--- MATERIAL SHOWN ---
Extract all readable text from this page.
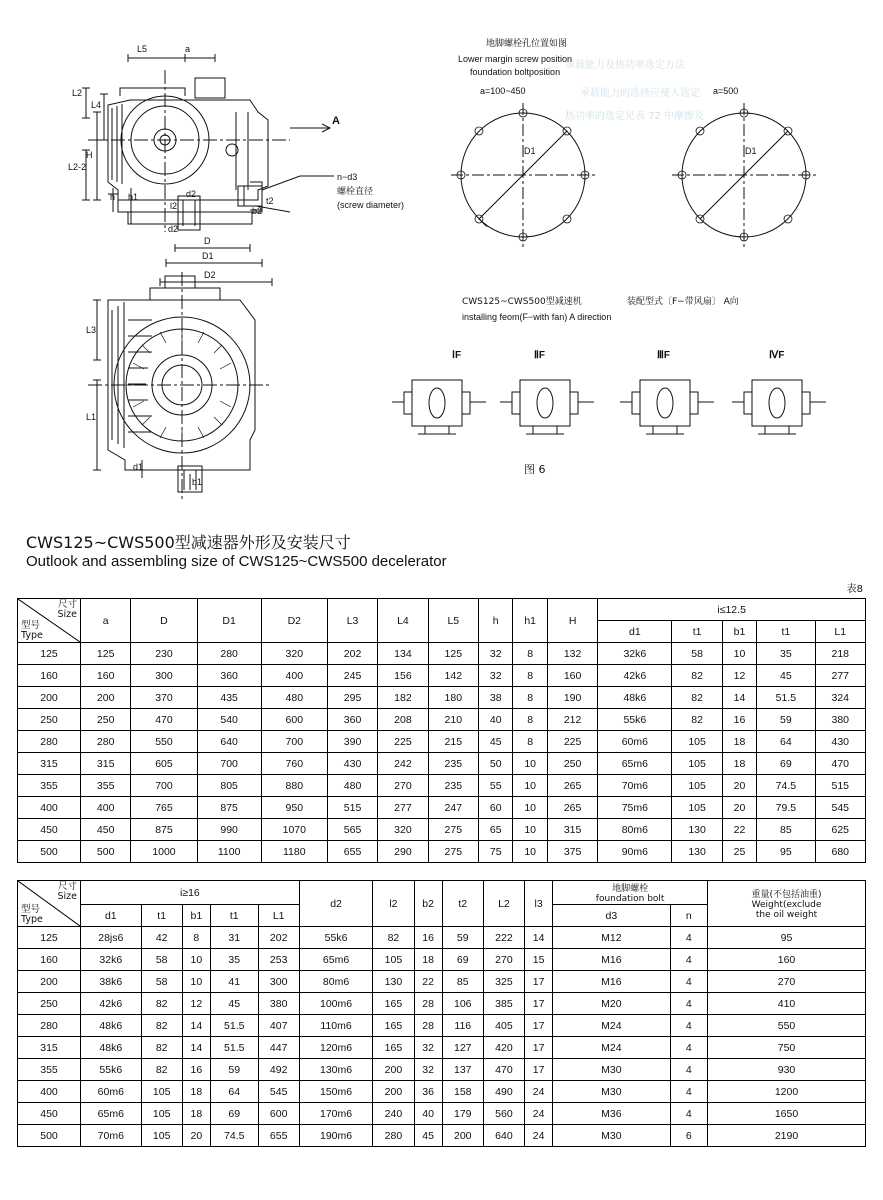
二、承载能力及热功率选定方法
承载能力的选择应使人选定
热功率的选定见表 72 中摩擦及
L5	a
L2
L4
H
L2-2
h h1	d2
l2	b2
t2
d2
D
D1
D2
A
n−d3
螺栓直径
(screw diameter)
L3
L1
d1
b1
地脚螺栓孔位置如图
Lower margin screw position
foundation boltposition
a=100~450	a=500
D1	D1
CWS125~CWS500型减速机	装配型式〔F−带风扇〕 A向
installing feom(F−with fan) A direction
ⅠF	ⅡF	ⅢF	ⅣF
图 6
CWS125~CWS500型减速器外形及安装尺寸
Outlook and assembling size of CWS125~CWS500 decelerator
表8
尺寸
Size
型号
Type	a	D	D1	D2	L3	L4	L5	h	h1	H	i≤12.5				
											d1	t1	b1	t1	L1
125	125	230	280	320	202	134	125	32	8	132	32k6	58	10	35	218
160	160	300	360	400	245	156	142	32	8	160	42k6	82	12	45	277
200	200	370	435	480	295	182	180	38	8	190	48k6	82	14	51.5	324
250	250	470	540	600	360	208	210	40	8	212	55k6	82	16	59	380
280	280	550	640	700	390	225	215	45	8	225	60m6	105	18	64	430
315	315	605	700	760	430	242	235	50	10	250	65m6	105	18	69	470
355	355	700	805	880	480	270	235	55	10	265	70m6	105	20	74.5	515
400	400	765	875	950	515	277	247	60	10	265	75m6	105	20	79.5	545
450	450	875	990	1070	565	320	275	65	10	315	80m6	130	22	85	625
500	500	1000	1100	1180	655	290	275	75	10	375	90m6	130	25	95	680
尺寸
Size
型号
Type
	i≥16	d2	l2	b2	t2	L2	l3	地脚螺栓
foundation bolt	重量(不包括油重)
Weight(exclude
the oil weight
	d1	t1	b1	t1	L1							d3	n	
125	28js6	42	8	31	202	55k6	82	16	59	222	14	M12	4	95
160	32k6	58	10	35	253	65m6	105	18	69	270	15	M16	4	160
200	38k6	58	10	41	300	80m6	130	22	85	325	17	M16	4	270
250	42k6	82	12	45	380	100m6	165	28	106	385	17	M20	4	410
280	48k6	82	14	51.5	407	110m6	165	28	116	405	17	M24	4	550
315	48k6	82	14	51.5	447	120m6	165	32	127	420	17	M24	4	750
355	55k6	82	16	59	492	130m6	200	32	137	470	17	M30	4	930
400	60m6	105	18	64	545	150m6	200	36	158	490	24	M30	4	1200
450	65m6	105	18	69	600	170m6	240	40	179	560	24	M36	4	1650
500	70m6	105	20	74.5	655	190m6	280	45	200	640	24	M30	6	2190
---
Return every line of the records exactly as given, pictures excluded.

WRITTEN ANSWER |
Extract all readable text from this page.
二、承载能力及热功率选定方法
承载能力的选择应使人选定
热功率的选定见表 72 中摩擦及
L5	a
L2
L4
H
L2-2
h h1	d2
l2	b2
t2
d2
D
D1
D2
A
n−d3
螺栓直径
(screw diameter)
L3
L1
d1
b1
地脚螺栓孔位置如图
Lower margin screw position
foundation boltposition
a=100~450	a=500
D1	D1
CWS125~CWS500型减速机	装配型式〔F−带风扇〕 A向
installing feom(F−with fan) A direction
ⅠF	ⅡF	ⅢF	ⅣF
图 6
CWS125~CWS500型减速器外形及安装尺寸
Outlook and assembling size of CWS125~CWS500 decelerator
表8
尺寸
Size
型号
Type	a	D	D1	D2	L3	L4	L5	h	h1	H	i≤12.5				
											d1	t1	b1	t1	L1
125	125	230	280	320	202	134	125	32	8	132	32k6	58	10	35	218
160	160	300	360	400	245	156	142	32	8	160	42k6	82	12	45	277
200	200	370	435	480	295	182	180	38	8	190	48k6	82	14	51.5	324
250	250	470	540	600	360	208	210	40	8	212	55k6	82	16	59	380
280	280	550	640	700	390	225	215	45	8	225	60m6	105	18	64	430
315	315	605	700	760	430	242	235	50	10	250	65m6	105	18	69	470
355	355	700	805	880	480	270	235	55	10	265	70m6	105	20	74.5	515
400	400	765	875	950	515	277	247	60	10	265	75m6	105	20	79.5	545
450	450	875	990	1070	565	320	275	65	10	315	80m6	130	22	85	625
500	500	1000	1100	1180	655	290	275	75	10	375	90m6	130	25	95	680
尺寸
Size
型号
Type
	i≥16	d2	l2	b2	t2	L2	l3	地脚螺栓
foundation bolt	重量(不包括油重)
Weight(exclude
the oil weight
	d1	t1	b1	t1	L1							d3	n	
125	28js6	42	8	31	202	55k6	82	16	59	222	14	M12	4	95
160	32k6	58	10	35	253	65m6	105	18	69	270	15	M16	4	160
200	38k6	58	10	41	300	80m6	130	22	85	325	17	M16	4	270
250	42k6	82	12	45	380	100m6	165	28	106	385	17	M20	4	410
280	48k6	82	14	51.5	407	110m6	165	28	116	405	17	M24	4	550
315	48k6	82	14	51.5	447	120m6	165	32	127	420	17	M24	4	750
355	55k6	82	16	59	492	130m6	200	32	137	470	17	M30	4	930
400	60m6	105	18	64	545	150m6	200	36	158	490	24	M30	4	1200
450	65m6	105	18	69	600	170m6	240	40	179	560	24	M36	4	1650
500	70m6	105	20	74.5	655	190m6	280	45	200	640	24	M30	6	2190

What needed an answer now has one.